What to work on:
Below is some material; set it all down exactly, apart from the pictures.

Given data:
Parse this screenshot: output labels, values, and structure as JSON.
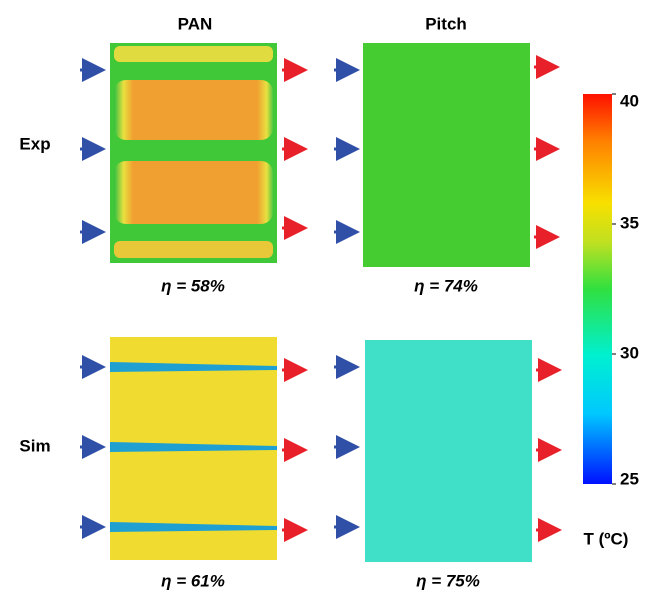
{
  "columns": [
    "PAN",
    "Pitch"
  ],
  "rows": [
    "Exp",
    "Sim"
  ],
  "panels": [
    {
      "efficiency": "η = 58%"
    },
    {
      "efficiency": "η = 74%"
    },
    {
      "efficiency": "η = 61%"
    },
    {
      "efficiency": "η = 75%"
    }
  ],
  "colorbar": {
    "range": [
      25,
      40
    ],
    "ticks": [
      25,
      30,
      35,
      40
    ],
    "label": "T (ºC)"
  }
}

Final result:
Parse this screenshot: output labels, values, and structure as JSON.
{
  "columns": [
    "PAN",
    "Pitch"
  ],
  "rows": [
    "Exp",
    "Sim"
  ],
  "panels": [
    {
      "efficiency": "η = 58%"
    },
    {
      "efficiency": "η = 74%"
    },
    {
      "efficiency": "η = 61%"
    },
    {
      "efficiency": "η = 75%"
    }
  ],
  "colorbar": {
    "range": [
      25,
      40
    ],
    "ticks": [
      25,
      30,
      35,
      40
    ],
    "label": "T (ºC)"
  }
}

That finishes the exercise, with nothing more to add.